Skip to content
/ pastry Public

Pastry is a minimalist security first pastebin service for easy drag and drop file exchange.

License

Notifications You must be signed in to change notification settings

6A31/pastry

Repository files navigation


Pastry Logo

P a s t r y

Minimal drag & drop file handoff with expirations, passwords & download limits.

Quick Start · Features · Configuration · Security · Cleanup · Roadmap


Overview

Pastry is a lightweight, self-hostable "pastebin for files" designed for fast, temporary hand-offs between devices or teammates. It purposely avoids accounts, large dependency stacks and heavy persistence logic. Files are short-lived, constrained, and always treated as untrusted.

Use cases:

  • Move a build artifact from a dev machine to a laptop quickly.
  • Share a screenshot or log bundle that should self-expire.
  • Provide a one-off download with a burn-after-read limit.

Why Pastry?

Strength Description
Minimal UX Single page drag & drop; no clutter, no marketing chrome.
Security-first defaults Forced attachment downloads, randomized filenames, optional global password policy.
Ephemeral by design Expirations + max download counts + automatic background cleanup.
Zero external build deps SQLite (via better-sqlite3) by default; optional MongoDB if you outgrow local storage.
Simple deploy A plain Next.js 14 app (App Router) - drop into any Node hosting target.
Extendable Clear hooks for adding scanning, additional auth, storage backends, signing, etc.

▶ **SET TASKS**:
a) According to the Pastry repository page, which storage does the service use by default?
b) Write out the lines of the records starting at the line that contains "grid-cell-r14c7[interactable] bbox=[343, 562, 377, 596]" and ending at the line that contains "clue-number-label: 8. bbox=[531, 770, 543, 787]", with both of those lines included.
The repository page and the records that follow it come from unrelated sources.

▶ **LISTED RECORDS**:
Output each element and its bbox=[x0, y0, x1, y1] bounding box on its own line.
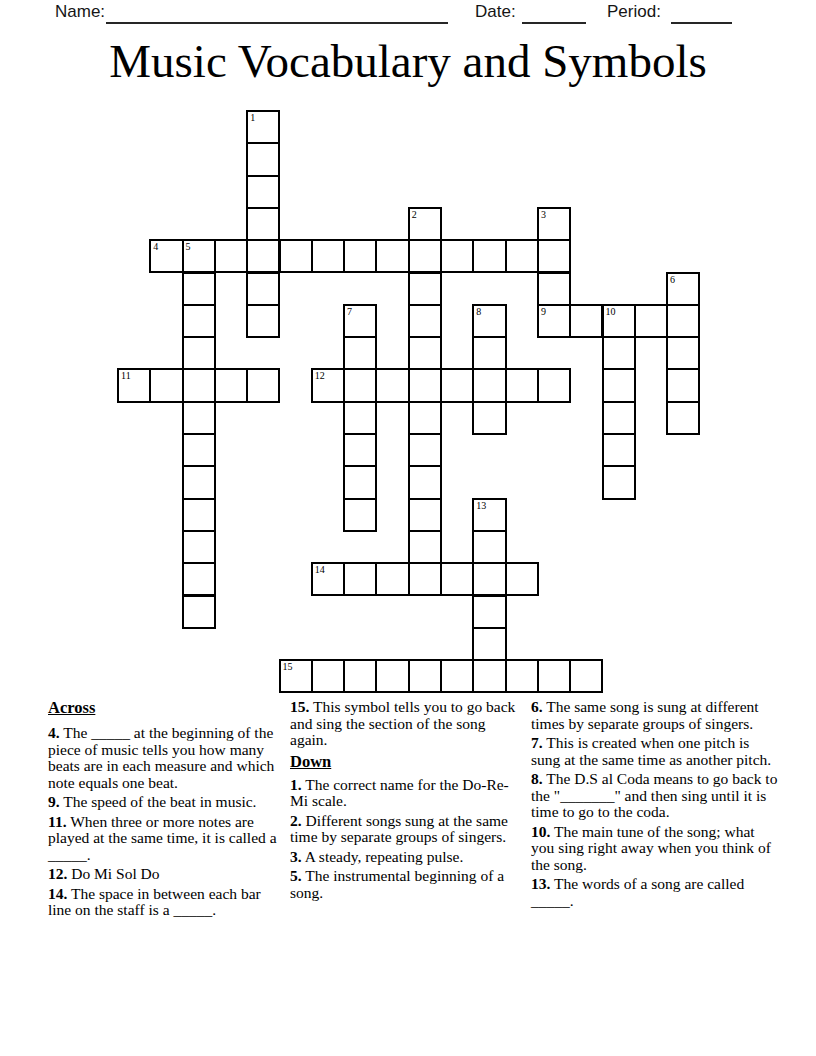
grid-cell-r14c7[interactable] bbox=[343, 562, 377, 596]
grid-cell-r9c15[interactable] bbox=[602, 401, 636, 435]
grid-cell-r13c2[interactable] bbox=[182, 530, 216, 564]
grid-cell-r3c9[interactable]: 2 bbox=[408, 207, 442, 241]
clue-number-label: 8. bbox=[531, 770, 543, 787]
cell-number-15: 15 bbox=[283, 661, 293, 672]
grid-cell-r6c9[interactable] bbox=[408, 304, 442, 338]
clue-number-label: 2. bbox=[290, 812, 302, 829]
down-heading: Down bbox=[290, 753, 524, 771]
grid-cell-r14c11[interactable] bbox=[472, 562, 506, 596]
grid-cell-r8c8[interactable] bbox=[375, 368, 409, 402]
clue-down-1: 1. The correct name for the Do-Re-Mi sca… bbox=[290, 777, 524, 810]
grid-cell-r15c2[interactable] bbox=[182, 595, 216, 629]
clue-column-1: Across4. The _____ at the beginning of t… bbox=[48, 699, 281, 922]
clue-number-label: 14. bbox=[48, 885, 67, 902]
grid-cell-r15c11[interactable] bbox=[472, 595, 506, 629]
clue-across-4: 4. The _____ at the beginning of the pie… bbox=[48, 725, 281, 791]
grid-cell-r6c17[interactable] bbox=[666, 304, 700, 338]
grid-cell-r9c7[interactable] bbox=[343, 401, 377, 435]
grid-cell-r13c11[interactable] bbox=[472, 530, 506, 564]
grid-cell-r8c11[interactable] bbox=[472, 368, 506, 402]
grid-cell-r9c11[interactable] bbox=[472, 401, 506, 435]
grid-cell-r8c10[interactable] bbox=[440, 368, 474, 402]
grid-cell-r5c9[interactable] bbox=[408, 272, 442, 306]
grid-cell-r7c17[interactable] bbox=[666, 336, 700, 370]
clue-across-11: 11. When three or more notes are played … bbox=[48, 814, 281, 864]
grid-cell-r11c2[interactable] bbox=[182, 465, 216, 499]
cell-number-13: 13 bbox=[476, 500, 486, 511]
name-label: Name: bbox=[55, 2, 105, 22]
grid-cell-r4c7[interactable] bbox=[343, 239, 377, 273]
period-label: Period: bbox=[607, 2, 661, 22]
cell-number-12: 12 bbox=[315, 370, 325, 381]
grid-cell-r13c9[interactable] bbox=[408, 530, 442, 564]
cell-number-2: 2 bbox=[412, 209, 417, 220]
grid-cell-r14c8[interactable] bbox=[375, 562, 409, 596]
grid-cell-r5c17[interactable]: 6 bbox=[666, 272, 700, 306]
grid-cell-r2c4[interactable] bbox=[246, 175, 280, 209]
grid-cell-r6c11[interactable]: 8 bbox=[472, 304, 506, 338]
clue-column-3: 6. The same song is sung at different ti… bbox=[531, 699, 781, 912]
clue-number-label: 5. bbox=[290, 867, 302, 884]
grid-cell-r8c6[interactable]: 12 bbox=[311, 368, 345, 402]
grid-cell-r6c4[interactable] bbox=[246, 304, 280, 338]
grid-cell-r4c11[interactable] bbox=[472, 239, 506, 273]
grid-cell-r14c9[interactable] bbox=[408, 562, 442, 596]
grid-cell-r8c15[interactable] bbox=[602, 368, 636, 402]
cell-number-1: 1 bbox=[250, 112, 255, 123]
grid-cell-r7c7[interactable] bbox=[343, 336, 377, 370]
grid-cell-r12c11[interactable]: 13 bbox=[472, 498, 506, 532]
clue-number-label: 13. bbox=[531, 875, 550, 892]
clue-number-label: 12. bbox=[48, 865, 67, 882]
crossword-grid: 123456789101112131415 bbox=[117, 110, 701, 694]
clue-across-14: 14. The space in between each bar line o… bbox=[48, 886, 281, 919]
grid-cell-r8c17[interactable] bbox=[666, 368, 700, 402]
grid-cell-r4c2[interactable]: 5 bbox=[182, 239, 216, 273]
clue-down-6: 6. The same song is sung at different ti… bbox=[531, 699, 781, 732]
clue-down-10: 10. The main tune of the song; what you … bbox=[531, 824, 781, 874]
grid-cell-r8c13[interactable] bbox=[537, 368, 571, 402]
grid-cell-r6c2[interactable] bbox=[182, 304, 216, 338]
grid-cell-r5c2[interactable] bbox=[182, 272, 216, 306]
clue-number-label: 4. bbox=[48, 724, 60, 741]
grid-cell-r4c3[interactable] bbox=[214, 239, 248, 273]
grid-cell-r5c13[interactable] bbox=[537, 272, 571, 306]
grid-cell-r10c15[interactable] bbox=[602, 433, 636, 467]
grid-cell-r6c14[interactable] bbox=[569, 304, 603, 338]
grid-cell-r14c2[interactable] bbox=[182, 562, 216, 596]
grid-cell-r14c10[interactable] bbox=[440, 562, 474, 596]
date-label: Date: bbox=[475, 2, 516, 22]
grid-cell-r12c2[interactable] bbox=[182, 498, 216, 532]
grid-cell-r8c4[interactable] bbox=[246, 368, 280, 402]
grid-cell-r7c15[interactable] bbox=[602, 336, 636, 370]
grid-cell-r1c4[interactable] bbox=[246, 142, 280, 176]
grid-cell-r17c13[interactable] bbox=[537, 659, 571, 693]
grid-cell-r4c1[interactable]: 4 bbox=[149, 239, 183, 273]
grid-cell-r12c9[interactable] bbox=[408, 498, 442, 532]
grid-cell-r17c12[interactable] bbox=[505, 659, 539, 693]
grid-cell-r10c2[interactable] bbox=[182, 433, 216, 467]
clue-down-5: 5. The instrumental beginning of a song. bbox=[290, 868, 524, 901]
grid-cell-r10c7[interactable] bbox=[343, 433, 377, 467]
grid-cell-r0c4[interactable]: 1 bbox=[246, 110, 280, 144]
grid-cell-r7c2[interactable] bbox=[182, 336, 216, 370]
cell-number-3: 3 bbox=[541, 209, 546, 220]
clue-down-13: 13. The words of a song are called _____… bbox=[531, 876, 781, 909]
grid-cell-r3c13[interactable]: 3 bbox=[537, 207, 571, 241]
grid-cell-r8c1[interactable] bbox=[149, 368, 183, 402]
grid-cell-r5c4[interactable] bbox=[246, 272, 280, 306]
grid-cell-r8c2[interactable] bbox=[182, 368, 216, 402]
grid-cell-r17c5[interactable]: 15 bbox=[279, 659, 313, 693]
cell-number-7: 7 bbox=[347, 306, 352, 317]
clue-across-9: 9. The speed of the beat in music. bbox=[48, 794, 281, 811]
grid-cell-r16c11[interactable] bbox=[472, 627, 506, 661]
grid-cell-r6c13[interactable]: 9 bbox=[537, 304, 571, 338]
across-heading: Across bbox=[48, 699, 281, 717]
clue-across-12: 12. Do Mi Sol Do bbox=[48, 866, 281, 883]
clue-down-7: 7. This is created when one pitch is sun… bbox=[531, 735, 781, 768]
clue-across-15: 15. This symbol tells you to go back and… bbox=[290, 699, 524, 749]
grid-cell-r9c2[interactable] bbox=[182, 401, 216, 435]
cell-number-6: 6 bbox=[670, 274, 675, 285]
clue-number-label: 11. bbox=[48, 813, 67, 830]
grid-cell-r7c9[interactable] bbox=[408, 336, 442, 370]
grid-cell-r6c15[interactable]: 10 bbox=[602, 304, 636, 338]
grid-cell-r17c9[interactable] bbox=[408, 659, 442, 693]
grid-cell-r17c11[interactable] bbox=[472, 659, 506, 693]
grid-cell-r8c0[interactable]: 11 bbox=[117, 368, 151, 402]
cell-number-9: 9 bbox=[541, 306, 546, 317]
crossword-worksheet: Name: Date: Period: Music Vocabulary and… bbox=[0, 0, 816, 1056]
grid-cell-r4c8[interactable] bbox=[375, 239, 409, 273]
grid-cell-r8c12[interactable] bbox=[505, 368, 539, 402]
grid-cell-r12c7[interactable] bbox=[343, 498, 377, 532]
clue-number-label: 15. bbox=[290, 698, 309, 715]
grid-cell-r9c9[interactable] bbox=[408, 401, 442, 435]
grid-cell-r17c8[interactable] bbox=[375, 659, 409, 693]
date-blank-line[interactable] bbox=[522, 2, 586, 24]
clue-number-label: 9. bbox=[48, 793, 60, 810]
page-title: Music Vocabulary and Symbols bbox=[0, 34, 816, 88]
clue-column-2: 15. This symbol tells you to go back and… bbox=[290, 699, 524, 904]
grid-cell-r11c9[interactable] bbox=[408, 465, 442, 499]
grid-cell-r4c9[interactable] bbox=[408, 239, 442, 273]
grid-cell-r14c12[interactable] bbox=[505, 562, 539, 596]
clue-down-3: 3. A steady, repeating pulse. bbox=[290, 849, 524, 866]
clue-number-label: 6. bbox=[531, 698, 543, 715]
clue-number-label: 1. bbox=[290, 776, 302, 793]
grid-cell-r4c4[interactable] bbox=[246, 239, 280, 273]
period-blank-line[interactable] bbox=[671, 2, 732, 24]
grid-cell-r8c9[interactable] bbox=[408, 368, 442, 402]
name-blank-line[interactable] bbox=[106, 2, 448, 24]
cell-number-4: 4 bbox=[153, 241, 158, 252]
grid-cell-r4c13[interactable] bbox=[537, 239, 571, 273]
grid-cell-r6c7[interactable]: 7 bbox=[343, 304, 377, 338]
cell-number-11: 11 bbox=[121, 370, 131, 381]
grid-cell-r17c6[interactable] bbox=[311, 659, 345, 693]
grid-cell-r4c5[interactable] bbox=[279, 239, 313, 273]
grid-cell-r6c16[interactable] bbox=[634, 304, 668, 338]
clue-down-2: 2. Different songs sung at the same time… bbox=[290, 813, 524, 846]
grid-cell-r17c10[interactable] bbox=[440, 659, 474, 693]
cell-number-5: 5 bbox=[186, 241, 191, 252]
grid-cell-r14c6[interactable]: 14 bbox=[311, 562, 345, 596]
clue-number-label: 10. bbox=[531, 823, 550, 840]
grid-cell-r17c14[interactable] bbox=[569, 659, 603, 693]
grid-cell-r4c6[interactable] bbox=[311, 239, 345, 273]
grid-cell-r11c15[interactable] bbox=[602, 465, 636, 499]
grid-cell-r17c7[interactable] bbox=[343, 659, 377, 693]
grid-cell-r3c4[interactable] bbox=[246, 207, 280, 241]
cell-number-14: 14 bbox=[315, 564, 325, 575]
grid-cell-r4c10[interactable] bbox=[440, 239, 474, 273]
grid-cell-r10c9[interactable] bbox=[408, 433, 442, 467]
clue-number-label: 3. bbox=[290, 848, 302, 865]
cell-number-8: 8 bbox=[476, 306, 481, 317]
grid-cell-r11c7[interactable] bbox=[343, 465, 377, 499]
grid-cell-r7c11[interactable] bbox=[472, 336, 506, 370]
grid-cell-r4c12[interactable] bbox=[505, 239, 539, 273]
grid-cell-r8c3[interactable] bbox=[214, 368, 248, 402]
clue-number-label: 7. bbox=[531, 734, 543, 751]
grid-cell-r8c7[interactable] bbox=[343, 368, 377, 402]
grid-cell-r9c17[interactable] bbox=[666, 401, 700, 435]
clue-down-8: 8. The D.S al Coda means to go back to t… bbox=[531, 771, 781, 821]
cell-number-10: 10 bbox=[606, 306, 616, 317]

▶ **ANSWERS FOR THE TASKS**:
a) SQLite, via better-sqlite3.

b)
grid-cell-r14c7[interactable] bbox=[343, 562, 377, 596]
grid-cell-r9c15[interactable] bbox=[602, 401, 636, 435]
grid-cell-r13c2[interactable] bbox=[182, 530, 216, 564]
grid-cell-r3c9[interactable]: 2 bbox=[408, 207, 442, 241]
clue-number-label: 8. bbox=[531, 770, 543, 787]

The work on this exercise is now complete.